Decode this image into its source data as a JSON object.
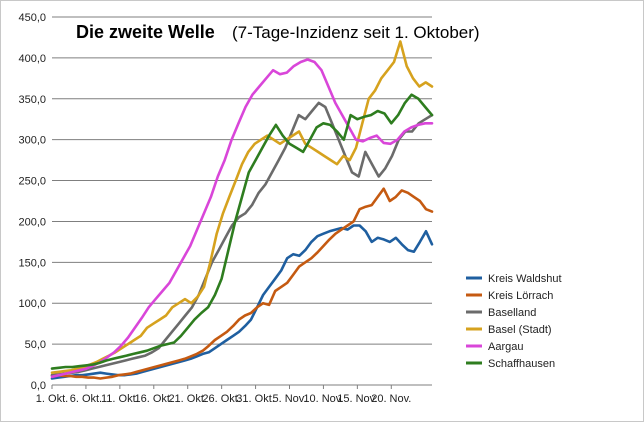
{
  "chart_data": {
    "type": "line",
    "title": "Die zweite Welle",
    "subtitle": "(7-Tage-Inzidenz seit 1. Oktober)",
    "xlabel": "",
    "ylabel": "",
    "ylim": [
      0,
      450
    ],
    "yticks": [
      "0,0",
      "50,0",
      "100,0",
      "150,0",
      "200,0",
      "250,0",
      "300,0",
      "350,0",
      "400,0",
      "450,0"
    ],
    "xticks": [
      "1. Okt.",
      "6. Okt.",
      "11. Okt.",
      "16. Okt.",
      "21. Okt.",
      "26. Okt.",
      "31. Okt.",
      "5. Nov.",
      "10. Nov.",
      "15. Nov.",
      "20. Nov."
    ],
    "xtick_days": [
      1,
      6,
      11,
      16,
      21,
      26,
      31,
      36,
      41,
      46,
      51
    ],
    "x_first_day": 1,
    "x_last_day": 57,
    "grid": "horizontal",
    "legend_position": "right",
    "series": [
      {
        "name": "Kreis Waldshut",
        "color": "#1f5fa0",
        "values": [
          8,
          9,
          10,
          11,
          12,
          12,
          13,
          14,
          15,
          14,
          13,
          12,
          12,
          13,
          14,
          16,
          18,
          20,
          22,
          24,
          26,
          28,
          30,
          32,
          35,
          38,
          40,
          45,
          50,
          55,
          60,
          65,
          72,
          80,
          95,
          110,
          120,
          130,
          140,
          155,
          160,
          158,
          165,
          175,
          182,
          185,
          188,
          190,
          192,
          190,
          195,
          195,
          188,
          175,
          180,
          178,
          175,
          180,
          172,
          165,
          163,
          175,
          188,
          172
        ]
      },
      {
        "name": "Kreis Lörrach",
        "color": "#c55a11",
        "values": [
          12,
          12,
          11,
          11,
          10,
          10,
          9,
          9,
          8,
          9,
          10,
          12,
          13,
          14,
          16,
          18,
          20,
          22,
          24,
          26,
          28,
          30,
          32,
          35,
          38,
          42,
          48,
          55,
          60,
          65,
          72,
          80,
          85,
          88,
          95,
          100,
          98,
          115,
          120,
          125,
          135,
          145,
          150,
          155,
          162,
          170,
          178,
          185,
          190,
          195,
          200,
          215,
          218,
          220,
          230,
          240,
          225,
          230,
          238,
          235,
          230,
          225,
          215,
          212
        ]
      },
      {
        "name": "Baselland",
        "color": "#6b6b6b",
        "values": [
          12,
          13,
          14,
          15,
          16,
          18,
          20,
          22,
          24,
          26,
          28,
          30,
          32,
          34,
          36,
          40,
          45,
          55,
          65,
          75,
          85,
          95,
          110,
          130,
          150,
          165,
          180,
          195,
          205,
          210,
          220,
          235,
          245,
          260,
          275,
          290,
          310,
          330,
          325,
          335,
          345,
          340,
          320,
          300,
          280,
          260,
          255,
          285,
          270,
          255,
          265,
          280,
          300,
          310,
          310,
          320,
          325,
          330
        ]
      },
      {
        "name": "Basel (Stadt)",
        "color": "#d6a21e",
        "values": [
          15,
          16,
          17,
          18,
          20,
          22,
          25,
          28,
          32,
          36,
          40,
          45,
          50,
          55,
          60,
          70,
          75,
          80,
          85,
          95,
          100,
          105,
          100,
          108,
          120,
          150,
          185,
          210,
          230,
          250,
          270,
          285,
          295,
          300,
          305,
          300,
          295,
          300,
          305,
          310,
          295,
          290,
          285,
          280,
          275,
          270,
          280,
          275,
          290,
          320,
          350,
          360,
          375,
          385,
          395,
          420,
          390,
          375,
          365,
          370,
          365
        ]
      },
      {
        "name": "Aargau",
        "color": "#d946d9",
        "values": [
          10,
          12,
          14,
          16,
          18,
          20,
          24,
          28,
          34,
          40,
          48,
          58,
          70,
          82,
          95,
          105,
          115,
          125,
          140,
          155,
          170,
          190,
          210,
          230,
          255,
          275,
          300,
          320,
          340,
          355,
          365,
          375,
          385,
          380,
          382,
          390,
          395,
          398,
          395,
          385,
          365,
          345,
          330,
          315,
          300,
          298,
          302,
          305,
          296,
          295,
          300,
          310,
          315,
          318,
          320,
          320
        ]
      },
      {
        "name": "Schaffhausen",
        "color": "#2e7d1f",
        "values": [
          20,
          21,
          22,
          22,
          23,
          24,
          25,
          27,
          30,
          32,
          34,
          36,
          38,
          40,
          42,
          45,
          48,
          50,
          52,
          60,
          70,
          80,
          88,
          95,
          110,
          130,
          165,
          200,
          230,
          260,
          275,
          290,
          305,
          318,
          305,
          295,
          290,
          285,
          300,
          315,
          320,
          318,
          310,
          300,
          330,
          325,
          328,
          330,
          335,
          332,
          320,
          330,
          345,
          355,
          350,
          340,
          330
        ]
      }
    ]
  }
}
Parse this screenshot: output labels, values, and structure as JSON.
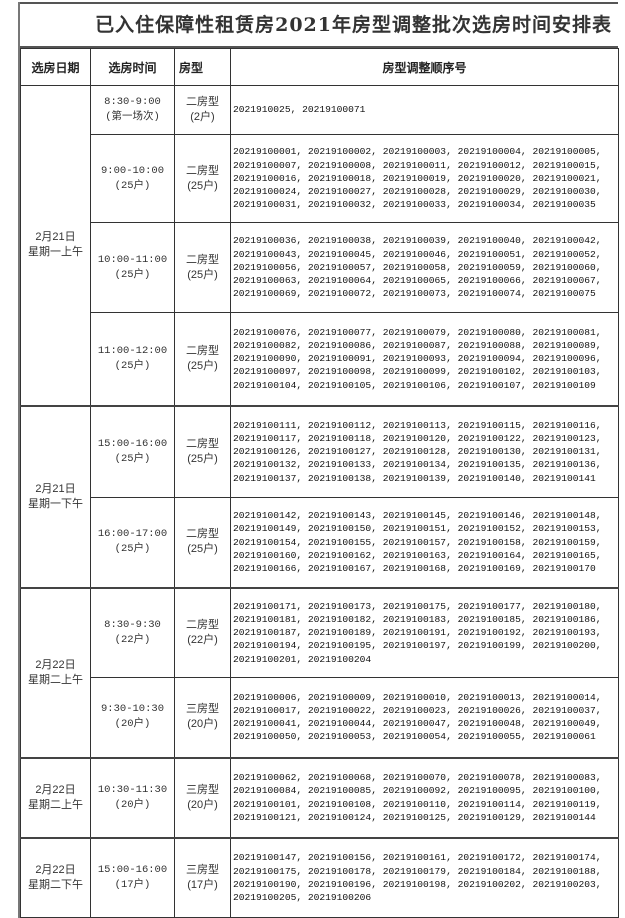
{
  "title": "已入住保障性租赁房2021年房型调整批次选房时间安排表",
  "headers": {
    "date": "选房日期",
    "time": "选房时间",
    "type": "房型",
    "numbers": "房型调整顺序号"
  },
  "groups": [
    {
      "date": [
        "2月21日",
        "星期一上午"
      ],
      "rows": [
        {
          "time": [
            "8:30-9:00",
            "(第一场次)"
          ],
          "type": [
            "二房型",
            "(2户)"
          ],
          "numbers": [
            "2021910025",
            "20219100071"
          ]
        },
        {
          "time": [
            "9:00-10:00",
            "(25户)"
          ],
          "type": [
            "二房型",
            "(25户)"
          ],
          "numbers": [
            "20219100001",
            "20219100002",
            "20219100003",
            "20219100004",
            "20219100005",
            "20219100007",
            "20219100008",
            "20219100011",
            "20219100012",
            "20219100015",
            "20219100016",
            "20219100018",
            "20219100019",
            "20219100020",
            "20219100021",
            "20219100024",
            "20219100027",
            "20219100028",
            "20219100029",
            "20219100030",
            "20219100031",
            "20219100032",
            "20219100033",
            "20219100034",
            "20219100035"
          ]
        },
        {
          "time": [
            "10:00-11:00",
            "(25户)"
          ],
          "type": [
            "二房型",
            "(25户)"
          ],
          "numbers": [
            "20219100036",
            "20219100038",
            "20219100039",
            "20219100040",
            "20219100042",
            "20219100043",
            "20219100045",
            "20219100046",
            "20219100051",
            "20219100052",
            "20219100056",
            "20219100057",
            "20219100058",
            "20219100059",
            "20219100060",
            "20219100063",
            "20219100064",
            "20219100065",
            "20219100066",
            "20219100067",
            "20219100069",
            "20219100072",
            "20219100073",
            "20219100074",
            "20219100075"
          ]
        },
        {
          "time": [
            "11:00-12:00",
            "(25户)"
          ],
          "type": [
            "二房型",
            "(25户)"
          ],
          "numbers": [
            "20219100076",
            "20219100077",
            "20219100079",
            "20219100080",
            "20219100081",
            "20219100082",
            "20219100086",
            "20219100087",
            "20219100088",
            "20219100089",
            "20219100090",
            "20219100091",
            "20219100093",
            "20219100094",
            "20219100096",
            "20219100097",
            "20219100098",
            "20219100099",
            "20219100102",
            "20219100103",
            "20219100104",
            "20219100105",
            "20219100106",
            "20219100107",
            "20219100109"
          ]
        }
      ]
    },
    {
      "date": [
        "2月21日",
        "星期一下午"
      ],
      "rows": [
        {
          "time": [
            "15:00-16:00",
            "(25户)"
          ],
          "type": [
            "二房型",
            "(25户)"
          ],
          "numbers": [
            "20219100111",
            "20219100112",
            "20219100113",
            "20219100115",
            "20219100116",
            "20219100117",
            "20219100118",
            "20219100120",
            "20219100122",
            "20219100123",
            "20219100126",
            "20219100127",
            "20219100128",
            "20219100130",
            "20219100131",
            "20219100132",
            "20219100133",
            "20219100134",
            "20219100135",
            "20219100136",
            "20219100137",
            "20219100138",
            "20219100139",
            "20219100140",
            "20219100141"
          ]
        },
        {
          "time": [
            "16:00-17:00",
            "(25户)"
          ],
          "type": [
            "二房型",
            "(25户)"
          ],
          "numbers": [
            "20219100142",
            "20219100143",
            "20219100145",
            "20219100146",
            "20219100148",
            "20219100149",
            "20219100150",
            "20219100151",
            "20219100152",
            "20219100153",
            "20219100154",
            "20219100155",
            "20219100157",
            "20219100158",
            "20219100159",
            "20219100160",
            "20219100162",
            "20219100163",
            "20219100164",
            "20219100165",
            "20219100166",
            "20219100167",
            "20219100168",
            "20219100169",
            "20219100170"
          ]
        }
      ]
    },
    {
      "date": [
        "2月22日",
        "星期二上午"
      ],
      "rows": [
        {
          "time": [
            "8:30-9:30",
            "(22户)"
          ],
          "type": [
            "二房型",
            "(22户)"
          ],
          "numbers": [
            "20219100171",
            "20219100173",
            "20219100175",
            "20219100177",
            "20219100180",
            "20219100181",
            "20219100182",
            "20219100183",
            "20219100185",
            "20219100186",
            "20219100187",
            "20219100189",
            "20219100191",
            "20219100192",
            "20219100193",
            "20219100194",
            "20219100195",
            "20219100197",
            "20219100199",
            "20219100200",
            "20219100201",
            "20219100204"
          ]
        },
        {
          "time": [
            "9:30-10:30",
            "(20户)"
          ],
          "type": [
            "三房型",
            "(20户)"
          ],
          "numbers": [
            "20219100006",
            "20219100009",
            "20219100010",
            "20219100013",
            "20219100014",
            "20219100017",
            "20219100022",
            "20219100023",
            "20219100026",
            "20219100037",
            "20219100041",
            "20219100044",
            "20219100047",
            "20219100048",
            "20219100049",
            "20219100050",
            "20219100053",
            "20219100054",
            "20219100055",
            "20219100061"
          ]
        }
      ]
    },
    {
      "date": [
        "2月22日",
        "星期二上午"
      ],
      "rows": [
        {
          "time": [
            "10:30-11:30",
            "(20户)"
          ],
          "type": [
            "三房型",
            "(20户)"
          ],
          "numbers": [
            "20219100062",
            "20219100068",
            "20219100070",
            "20219100078",
            "20219100083",
            "20219100084",
            "20219100085",
            "20219100092",
            "20219100095",
            "20219100100",
            "20219100101",
            "20219100108",
            "20219100110",
            "20219100114",
            "20219100119",
            "20219100121",
            "20219100124",
            "20219100125",
            "20219100129",
            "20219100144"
          ]
        }
      ]
    },
    {
      "date": [
        "2月22日",
        "星期二下午"
      ],
      "rows": [
        {
          "time": [
            "15:00-16:00",
            "(17户)"
          ],
          "type": [
            "三房型",
            "(17户)"
          ],
          "numbers": [
            "20219100147",
            "20219100156",
            "20219100161",
            "20219100172",
            "20219100174",
            "20219100175",
            "20219100178",
            "20219100179",
            "20219100184",
            "20219100188",
            "20219100190",
            "20219100196",
            "20219100198",
            "20219100202",
            "20219100203",
            "20219100205",
            "20219100206"
          ]
        }
      ]
    }
  ]
}
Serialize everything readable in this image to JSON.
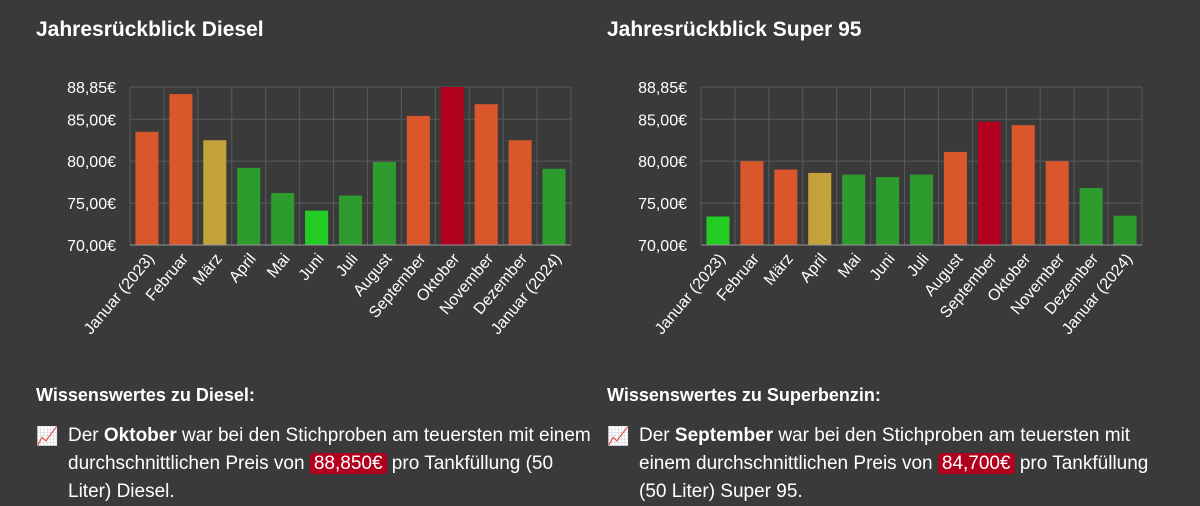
- - -
■ **Stated exercise**: From the entries above, extract each line containing "name".

■ **Exercise solution**:
        "name": "Kreis Waldshut",
        "name": "Kreis Lörrach",
        "name": "Baselland",
        "name": "Basel (Stadt)",
        "name": "Aargau",
        "name": "Schaffhausen",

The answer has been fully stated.